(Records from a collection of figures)

------------------------------

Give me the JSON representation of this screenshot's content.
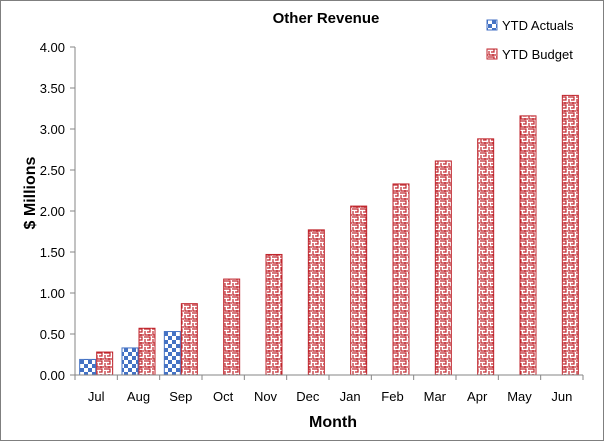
{
  "chart_data": {
    "type": "bar",
    "title": "Other Revenue",
    "xlabel": "Month",
    "ylabel": "$ Millions",
    "categories": [
      "Jul",
      "Aug",
      "Sep",
      "Oct",
      "Nov",
      "Dec",
      "Jan",
      "Feb",
      "Mar",
      "Apr",
      "May",
      "Jun"
    ],
    "ylim": [
      0,
      4
    ],
    "yticks": [
      "0.00",
      "0.50",
      "1.00",
      "1.50",
      "2.00",
      "2.50",
      "3.00",
      "3.50",
      "4.00"
    ],
    "grid": false,
    "legend_position": "top-right",
    "series": [
      {
        "name": "YTD Actuals",
        "color": "#4472c4",
        "pattern": "checker",
        "values": [
          0.19,
          0.33,
          0.53,
          null,
          null,
          null,
          null,
          null,
          null,
          null,
          null,
          null
        ]
      },
      {
        "name": "YTD Budget",
        "color": "#c0262d",
        "pattern": "maze",
        "values": [
          0.28,
          0.57,
          0.87,
          1.17,
          1.47,
          1.77,
          2.06,
          2.33,
          2.61,
          2.88,
          3.16,
          3.41
        ]
      }
    ]
  }
}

------------------------------

(Problem description)
Extract every line of the data exactly; pictures stay out.

(Solution)
Give me the JSON representation of this screenshot's content.
{
  "chart_data": {
    "type": "bar",
    "title": "Other Revenue",
    "xlabel": "Month",
    "ylabel": "$ Millions",
    "categories": [
      "Jul",
      "Aug",
      "Sep",
      "Oct",
      "Nov",
      "Dec",
      "Jan",
      "Feb",
      "Mar",
      "Apr",
      "May",
      "Jun"
    ],
    "ylim": [
      0,
      4
    ],
    "yticks": [
      "0.00",
      "0.50",
      "1.00",
      "1.50",
      "2.00",
      "2.50",
      "3.00",
      "3.50",
      "4.00"
    ],
    "grid": false,
    "legend_position": "top-right",
    "series": [
      {
        "name": "YTD Actuals",
        "color": "#4472c4",
        "pattern": "checker",
        "values": [
          0.19,
          0.33,
          0.53,
          null,
          null,
          null,
          null,
          null,
          null,
          null,
          null,
          null
        ]
      },
      {
        "name": "YTD Budget",
        "color": "#c0262d",
        "pattern": "maze",
        "values": [
          0.28,
          0.57,
          0.87,
          1.17,
          1.47,
          1.77,
          2.06,
          2.33,
          2.61,
          2.88,
          3.16,
          3.41
        ]
      }
    ]
  }
}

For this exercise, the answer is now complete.